> TASK DETAILS:
Every line that contains the word "this" should be copied out.

:: GIVEN DATA

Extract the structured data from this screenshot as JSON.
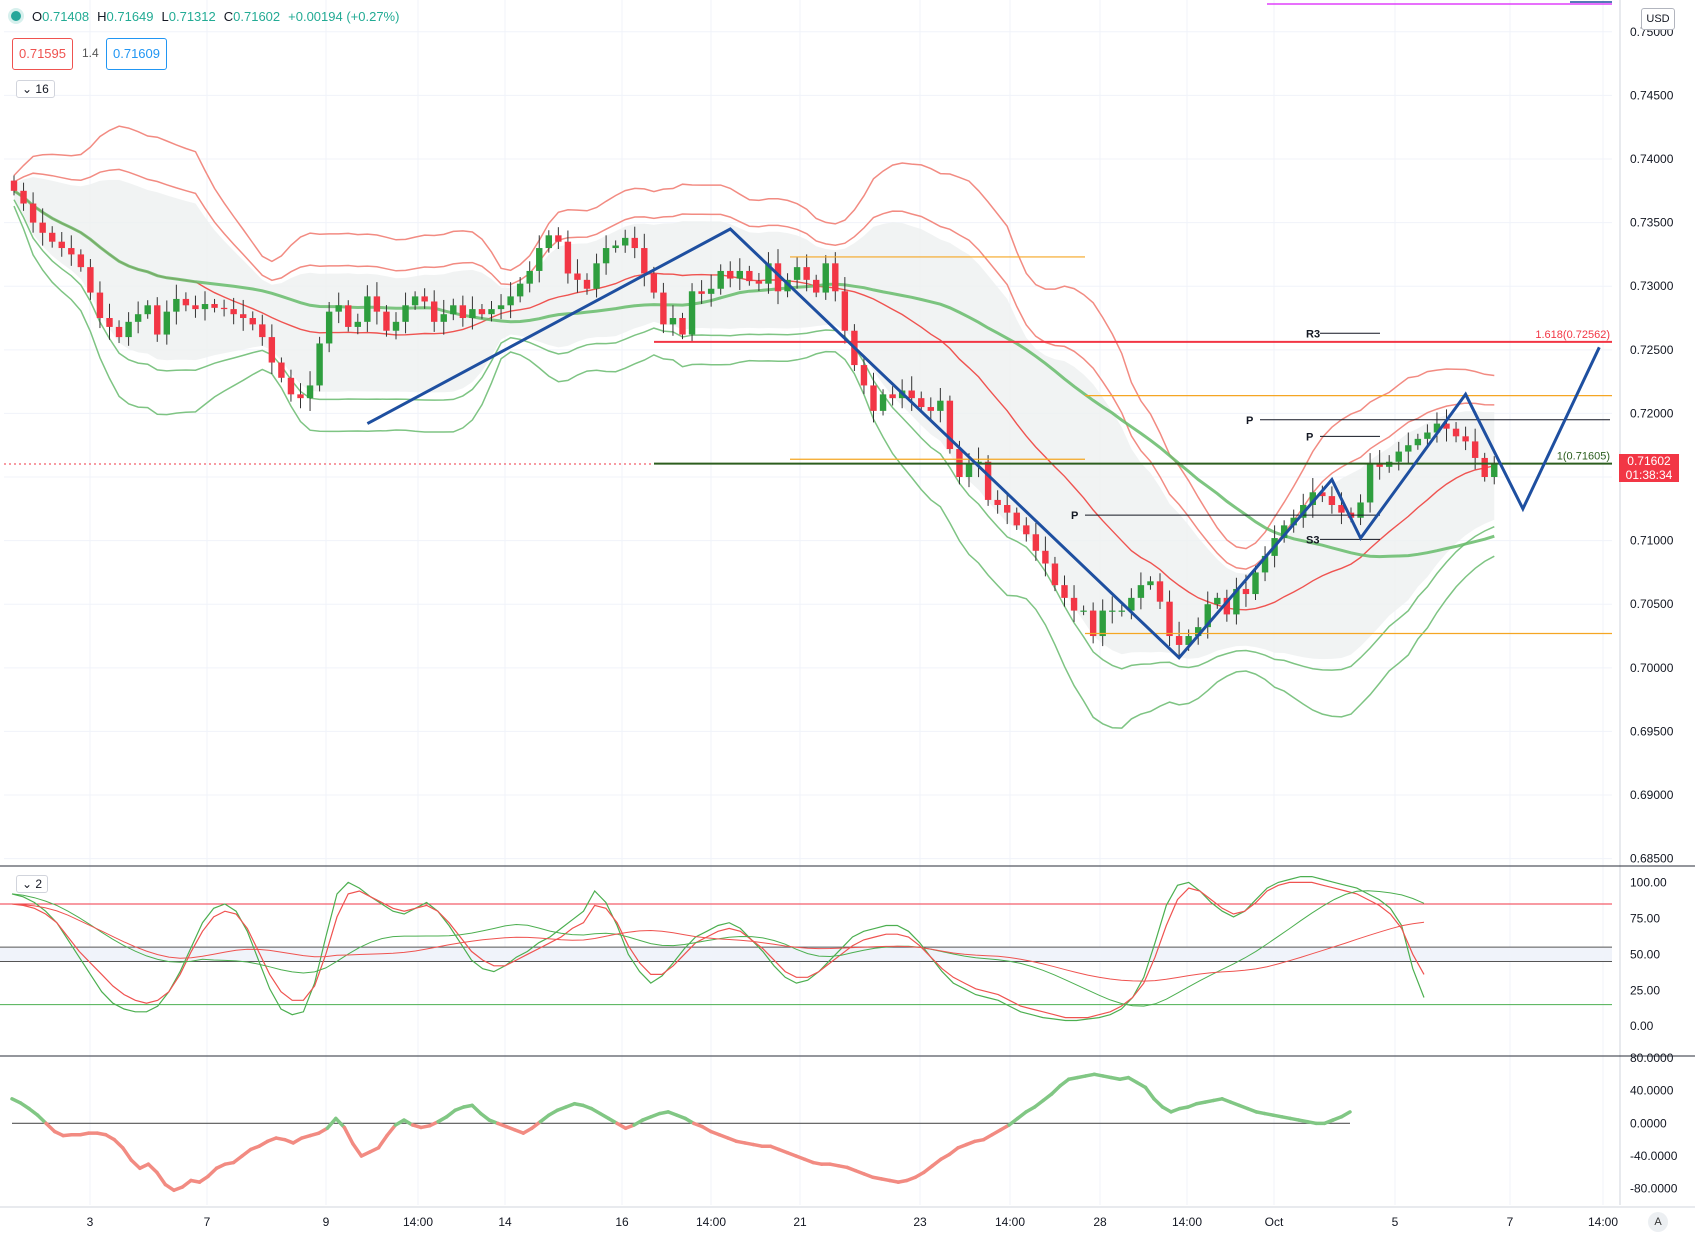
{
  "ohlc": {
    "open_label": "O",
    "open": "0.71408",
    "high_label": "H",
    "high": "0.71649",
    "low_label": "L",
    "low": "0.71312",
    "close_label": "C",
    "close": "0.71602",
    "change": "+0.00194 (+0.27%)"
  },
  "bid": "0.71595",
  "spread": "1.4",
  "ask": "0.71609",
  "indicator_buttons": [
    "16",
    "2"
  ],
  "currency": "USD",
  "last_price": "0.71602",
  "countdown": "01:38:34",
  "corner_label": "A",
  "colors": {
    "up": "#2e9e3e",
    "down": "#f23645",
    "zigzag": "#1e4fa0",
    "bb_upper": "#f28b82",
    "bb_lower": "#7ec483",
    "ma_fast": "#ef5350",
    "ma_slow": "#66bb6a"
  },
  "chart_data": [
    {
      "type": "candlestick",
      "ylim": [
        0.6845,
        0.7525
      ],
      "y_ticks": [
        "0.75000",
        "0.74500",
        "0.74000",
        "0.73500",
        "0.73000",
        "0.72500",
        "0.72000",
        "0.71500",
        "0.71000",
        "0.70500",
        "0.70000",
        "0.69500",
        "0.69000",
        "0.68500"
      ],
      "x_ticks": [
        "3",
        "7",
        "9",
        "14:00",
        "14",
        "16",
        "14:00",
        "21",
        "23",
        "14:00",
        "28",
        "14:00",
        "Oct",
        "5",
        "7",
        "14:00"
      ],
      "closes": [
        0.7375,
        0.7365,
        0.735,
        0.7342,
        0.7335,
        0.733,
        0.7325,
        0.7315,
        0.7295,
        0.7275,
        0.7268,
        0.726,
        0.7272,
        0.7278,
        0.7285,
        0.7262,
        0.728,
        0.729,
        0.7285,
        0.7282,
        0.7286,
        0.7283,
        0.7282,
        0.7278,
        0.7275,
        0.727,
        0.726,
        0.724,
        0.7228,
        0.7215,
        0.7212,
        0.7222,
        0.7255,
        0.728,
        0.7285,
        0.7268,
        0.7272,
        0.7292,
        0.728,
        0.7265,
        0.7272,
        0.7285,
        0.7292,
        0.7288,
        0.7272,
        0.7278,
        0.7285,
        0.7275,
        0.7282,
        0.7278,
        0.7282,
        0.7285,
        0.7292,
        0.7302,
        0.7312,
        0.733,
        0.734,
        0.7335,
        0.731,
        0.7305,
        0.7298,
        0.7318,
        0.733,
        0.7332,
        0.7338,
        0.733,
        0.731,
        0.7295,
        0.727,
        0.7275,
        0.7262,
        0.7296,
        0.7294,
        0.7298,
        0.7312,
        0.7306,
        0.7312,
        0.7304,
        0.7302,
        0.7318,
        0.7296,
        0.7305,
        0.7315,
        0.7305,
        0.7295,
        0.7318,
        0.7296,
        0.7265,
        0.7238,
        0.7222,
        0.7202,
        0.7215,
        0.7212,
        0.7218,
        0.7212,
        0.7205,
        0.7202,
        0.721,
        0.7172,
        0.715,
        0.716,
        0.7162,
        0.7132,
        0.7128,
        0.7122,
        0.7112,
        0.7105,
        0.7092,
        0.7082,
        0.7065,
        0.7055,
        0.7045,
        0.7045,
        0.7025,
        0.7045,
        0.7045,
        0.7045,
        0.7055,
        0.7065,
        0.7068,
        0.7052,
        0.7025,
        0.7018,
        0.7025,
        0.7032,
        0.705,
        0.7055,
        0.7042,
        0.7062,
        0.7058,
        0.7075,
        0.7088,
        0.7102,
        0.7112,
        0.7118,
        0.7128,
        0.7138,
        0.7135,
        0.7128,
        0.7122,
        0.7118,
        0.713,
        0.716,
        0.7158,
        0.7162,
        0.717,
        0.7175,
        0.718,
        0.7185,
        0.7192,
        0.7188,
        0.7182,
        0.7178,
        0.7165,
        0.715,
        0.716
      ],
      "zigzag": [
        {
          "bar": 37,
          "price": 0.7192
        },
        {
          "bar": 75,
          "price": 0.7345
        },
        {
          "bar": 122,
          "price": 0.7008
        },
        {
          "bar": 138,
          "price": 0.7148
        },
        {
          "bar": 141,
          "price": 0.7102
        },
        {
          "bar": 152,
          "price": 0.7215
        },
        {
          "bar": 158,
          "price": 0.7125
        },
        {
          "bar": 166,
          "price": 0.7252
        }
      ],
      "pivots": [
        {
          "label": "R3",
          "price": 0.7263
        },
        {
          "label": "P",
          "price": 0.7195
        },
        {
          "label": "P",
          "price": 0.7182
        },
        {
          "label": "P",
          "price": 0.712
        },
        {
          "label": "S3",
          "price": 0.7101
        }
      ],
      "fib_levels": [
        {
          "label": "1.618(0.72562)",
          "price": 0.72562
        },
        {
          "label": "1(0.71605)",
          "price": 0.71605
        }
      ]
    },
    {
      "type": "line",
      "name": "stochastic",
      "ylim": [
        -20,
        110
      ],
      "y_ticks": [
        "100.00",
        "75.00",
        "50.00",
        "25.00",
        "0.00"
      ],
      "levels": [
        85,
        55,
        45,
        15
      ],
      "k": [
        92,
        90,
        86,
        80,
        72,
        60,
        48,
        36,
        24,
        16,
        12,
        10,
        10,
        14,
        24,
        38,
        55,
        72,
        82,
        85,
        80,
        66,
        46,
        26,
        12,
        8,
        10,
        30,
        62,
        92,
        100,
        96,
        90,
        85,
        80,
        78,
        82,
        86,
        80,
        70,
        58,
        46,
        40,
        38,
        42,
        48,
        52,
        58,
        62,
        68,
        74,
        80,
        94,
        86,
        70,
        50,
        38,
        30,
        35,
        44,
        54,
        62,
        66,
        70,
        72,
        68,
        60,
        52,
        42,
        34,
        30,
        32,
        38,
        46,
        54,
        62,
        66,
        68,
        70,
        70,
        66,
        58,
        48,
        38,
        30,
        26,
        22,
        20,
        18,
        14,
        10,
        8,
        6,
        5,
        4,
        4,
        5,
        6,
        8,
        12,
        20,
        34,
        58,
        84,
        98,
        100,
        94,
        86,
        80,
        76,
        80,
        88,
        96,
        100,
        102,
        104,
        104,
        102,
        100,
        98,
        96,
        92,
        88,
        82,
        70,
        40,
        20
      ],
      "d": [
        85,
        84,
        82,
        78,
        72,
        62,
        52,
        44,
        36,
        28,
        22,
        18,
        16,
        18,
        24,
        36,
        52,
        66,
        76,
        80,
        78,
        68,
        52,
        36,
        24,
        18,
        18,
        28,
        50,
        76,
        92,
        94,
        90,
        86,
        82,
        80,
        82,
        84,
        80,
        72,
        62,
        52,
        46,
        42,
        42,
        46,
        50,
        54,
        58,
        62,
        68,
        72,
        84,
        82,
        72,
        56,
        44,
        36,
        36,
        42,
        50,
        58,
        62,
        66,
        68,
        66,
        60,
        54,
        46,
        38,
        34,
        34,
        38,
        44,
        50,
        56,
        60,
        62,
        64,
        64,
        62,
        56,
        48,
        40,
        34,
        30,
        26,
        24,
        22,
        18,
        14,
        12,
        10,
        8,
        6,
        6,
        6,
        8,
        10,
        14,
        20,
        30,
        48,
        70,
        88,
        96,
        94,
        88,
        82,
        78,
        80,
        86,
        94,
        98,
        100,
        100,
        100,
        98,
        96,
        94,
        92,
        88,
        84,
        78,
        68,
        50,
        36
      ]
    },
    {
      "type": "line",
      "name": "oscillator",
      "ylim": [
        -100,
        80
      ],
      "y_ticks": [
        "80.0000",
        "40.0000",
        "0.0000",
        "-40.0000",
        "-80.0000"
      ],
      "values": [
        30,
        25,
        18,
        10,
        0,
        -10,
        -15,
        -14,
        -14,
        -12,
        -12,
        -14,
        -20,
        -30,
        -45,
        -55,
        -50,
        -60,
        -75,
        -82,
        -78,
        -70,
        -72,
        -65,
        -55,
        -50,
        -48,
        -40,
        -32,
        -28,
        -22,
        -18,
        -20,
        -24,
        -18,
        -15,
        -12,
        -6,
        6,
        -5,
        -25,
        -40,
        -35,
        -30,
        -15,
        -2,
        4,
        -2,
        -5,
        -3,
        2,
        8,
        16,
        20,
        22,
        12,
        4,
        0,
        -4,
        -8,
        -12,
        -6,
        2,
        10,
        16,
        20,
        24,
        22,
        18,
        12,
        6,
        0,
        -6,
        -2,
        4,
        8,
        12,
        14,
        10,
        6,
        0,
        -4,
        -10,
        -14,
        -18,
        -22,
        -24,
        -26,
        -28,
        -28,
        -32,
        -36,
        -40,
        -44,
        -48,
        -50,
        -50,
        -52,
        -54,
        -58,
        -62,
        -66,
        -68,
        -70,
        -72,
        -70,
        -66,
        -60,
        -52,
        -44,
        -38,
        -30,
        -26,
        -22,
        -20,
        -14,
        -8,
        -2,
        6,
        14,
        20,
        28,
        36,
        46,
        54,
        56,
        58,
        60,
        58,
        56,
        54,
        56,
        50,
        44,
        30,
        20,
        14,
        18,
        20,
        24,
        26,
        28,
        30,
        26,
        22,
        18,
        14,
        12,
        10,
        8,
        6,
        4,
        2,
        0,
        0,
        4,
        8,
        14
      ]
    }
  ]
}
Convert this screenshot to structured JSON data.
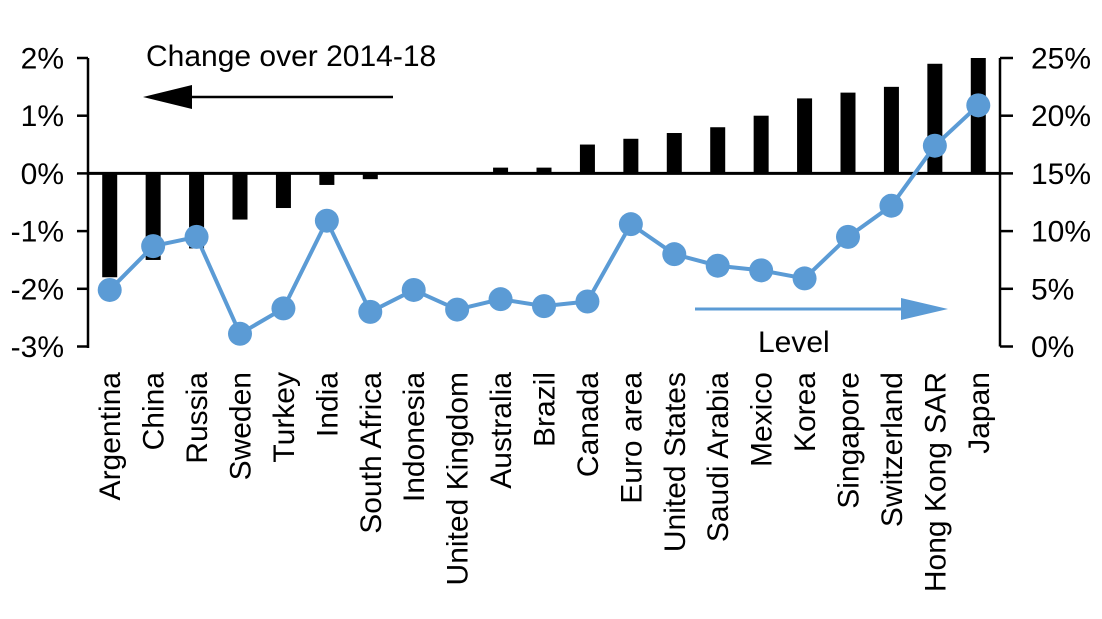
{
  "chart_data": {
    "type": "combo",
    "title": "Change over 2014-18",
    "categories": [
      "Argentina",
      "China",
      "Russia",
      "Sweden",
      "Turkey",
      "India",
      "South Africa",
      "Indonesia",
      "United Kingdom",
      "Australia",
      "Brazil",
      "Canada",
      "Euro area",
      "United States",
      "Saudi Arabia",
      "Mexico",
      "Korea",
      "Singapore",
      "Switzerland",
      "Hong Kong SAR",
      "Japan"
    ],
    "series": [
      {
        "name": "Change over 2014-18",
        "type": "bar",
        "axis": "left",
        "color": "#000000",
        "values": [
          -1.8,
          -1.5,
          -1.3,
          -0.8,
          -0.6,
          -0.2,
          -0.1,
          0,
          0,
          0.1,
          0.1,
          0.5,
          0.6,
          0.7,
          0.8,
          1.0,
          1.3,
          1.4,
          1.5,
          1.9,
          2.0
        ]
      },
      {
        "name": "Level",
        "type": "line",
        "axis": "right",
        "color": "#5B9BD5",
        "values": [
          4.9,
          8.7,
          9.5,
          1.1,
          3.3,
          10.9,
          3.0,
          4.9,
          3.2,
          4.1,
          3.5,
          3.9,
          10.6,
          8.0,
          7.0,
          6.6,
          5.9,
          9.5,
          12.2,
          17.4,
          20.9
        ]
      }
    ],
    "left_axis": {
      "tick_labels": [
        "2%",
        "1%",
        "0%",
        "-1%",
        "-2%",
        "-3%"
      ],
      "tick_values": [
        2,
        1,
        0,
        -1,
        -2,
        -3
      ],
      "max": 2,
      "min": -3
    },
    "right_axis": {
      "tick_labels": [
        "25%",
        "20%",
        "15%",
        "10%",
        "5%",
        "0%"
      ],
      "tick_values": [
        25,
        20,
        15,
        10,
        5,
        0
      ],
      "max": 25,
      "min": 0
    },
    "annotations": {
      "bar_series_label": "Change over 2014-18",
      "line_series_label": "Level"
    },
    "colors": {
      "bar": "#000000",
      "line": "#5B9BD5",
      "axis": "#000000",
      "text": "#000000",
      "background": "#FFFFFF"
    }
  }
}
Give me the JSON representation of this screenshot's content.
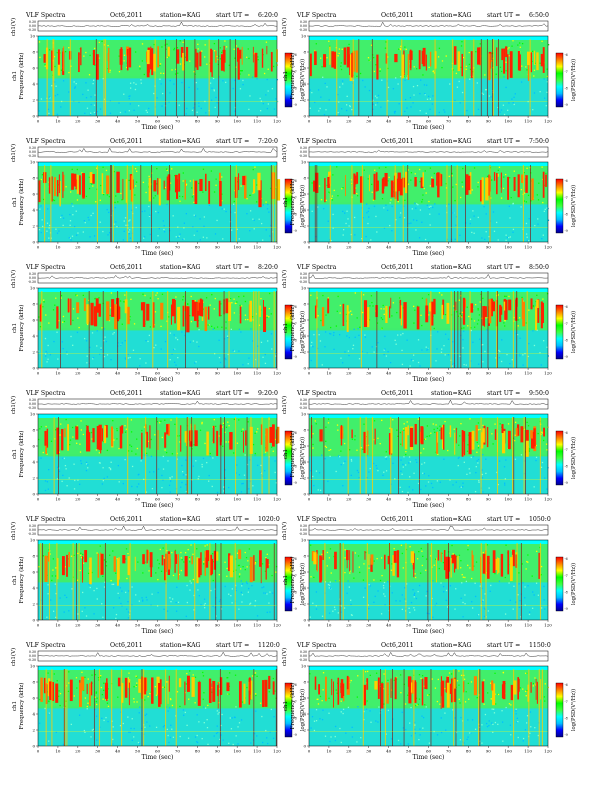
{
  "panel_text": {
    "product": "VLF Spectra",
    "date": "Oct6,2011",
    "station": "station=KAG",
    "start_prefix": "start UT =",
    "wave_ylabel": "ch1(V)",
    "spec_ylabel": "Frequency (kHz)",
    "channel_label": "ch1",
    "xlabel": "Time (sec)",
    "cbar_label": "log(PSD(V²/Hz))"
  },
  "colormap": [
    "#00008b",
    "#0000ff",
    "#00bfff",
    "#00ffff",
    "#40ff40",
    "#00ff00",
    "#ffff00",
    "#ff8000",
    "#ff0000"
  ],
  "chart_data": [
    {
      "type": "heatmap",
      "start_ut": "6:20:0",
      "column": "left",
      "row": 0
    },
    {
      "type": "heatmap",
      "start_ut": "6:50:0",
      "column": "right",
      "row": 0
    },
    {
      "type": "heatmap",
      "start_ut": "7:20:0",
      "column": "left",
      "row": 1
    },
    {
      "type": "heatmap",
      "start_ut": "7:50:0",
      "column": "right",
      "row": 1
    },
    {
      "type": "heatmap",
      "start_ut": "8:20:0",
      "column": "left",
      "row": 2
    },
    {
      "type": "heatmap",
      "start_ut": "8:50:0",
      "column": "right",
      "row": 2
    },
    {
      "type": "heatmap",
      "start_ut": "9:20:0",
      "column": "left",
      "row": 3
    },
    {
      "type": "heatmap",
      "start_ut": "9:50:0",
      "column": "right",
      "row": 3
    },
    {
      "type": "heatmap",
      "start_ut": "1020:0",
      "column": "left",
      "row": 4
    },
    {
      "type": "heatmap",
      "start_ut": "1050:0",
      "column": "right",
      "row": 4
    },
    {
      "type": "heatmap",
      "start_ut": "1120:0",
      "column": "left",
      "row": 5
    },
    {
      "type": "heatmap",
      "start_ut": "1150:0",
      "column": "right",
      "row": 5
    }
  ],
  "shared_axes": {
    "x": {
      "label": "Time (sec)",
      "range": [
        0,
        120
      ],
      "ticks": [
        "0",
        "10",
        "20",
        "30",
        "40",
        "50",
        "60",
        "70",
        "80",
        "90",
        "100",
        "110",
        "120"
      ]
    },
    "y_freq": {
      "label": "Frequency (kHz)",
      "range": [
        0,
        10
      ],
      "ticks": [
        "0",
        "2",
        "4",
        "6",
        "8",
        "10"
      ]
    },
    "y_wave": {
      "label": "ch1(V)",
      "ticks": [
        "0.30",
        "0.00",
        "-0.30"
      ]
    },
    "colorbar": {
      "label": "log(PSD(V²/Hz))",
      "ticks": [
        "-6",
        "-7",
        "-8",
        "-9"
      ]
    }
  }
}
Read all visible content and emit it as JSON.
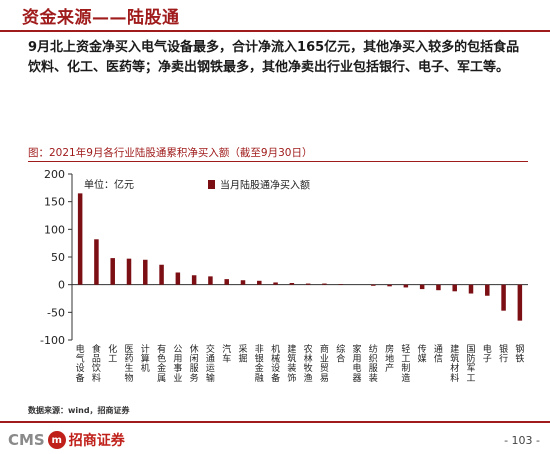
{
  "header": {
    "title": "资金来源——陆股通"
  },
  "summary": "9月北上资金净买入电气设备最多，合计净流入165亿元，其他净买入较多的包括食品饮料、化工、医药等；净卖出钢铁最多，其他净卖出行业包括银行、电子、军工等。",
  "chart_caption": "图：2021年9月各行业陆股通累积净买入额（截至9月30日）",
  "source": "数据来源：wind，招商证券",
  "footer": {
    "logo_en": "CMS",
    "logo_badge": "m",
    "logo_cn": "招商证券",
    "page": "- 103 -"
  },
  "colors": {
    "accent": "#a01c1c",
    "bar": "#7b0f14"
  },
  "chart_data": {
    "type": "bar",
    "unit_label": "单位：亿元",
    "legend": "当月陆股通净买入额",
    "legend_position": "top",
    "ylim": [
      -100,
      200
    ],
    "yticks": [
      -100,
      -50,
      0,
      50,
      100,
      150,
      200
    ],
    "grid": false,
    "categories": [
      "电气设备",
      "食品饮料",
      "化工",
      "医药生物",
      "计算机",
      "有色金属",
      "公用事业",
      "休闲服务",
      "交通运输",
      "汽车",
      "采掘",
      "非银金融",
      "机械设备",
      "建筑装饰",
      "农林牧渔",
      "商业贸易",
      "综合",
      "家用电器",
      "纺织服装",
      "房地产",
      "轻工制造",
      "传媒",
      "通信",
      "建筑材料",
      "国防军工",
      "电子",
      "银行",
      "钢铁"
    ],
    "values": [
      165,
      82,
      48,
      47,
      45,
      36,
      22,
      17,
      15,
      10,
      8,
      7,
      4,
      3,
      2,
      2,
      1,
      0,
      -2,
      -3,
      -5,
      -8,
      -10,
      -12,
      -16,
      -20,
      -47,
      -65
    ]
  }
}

::::

> FULL ANSWER:
Extract the structured data from this screenshot as JSON.
Convert this screenshot to structured JSON data.
Give me the JSON representation of this screenshot's content.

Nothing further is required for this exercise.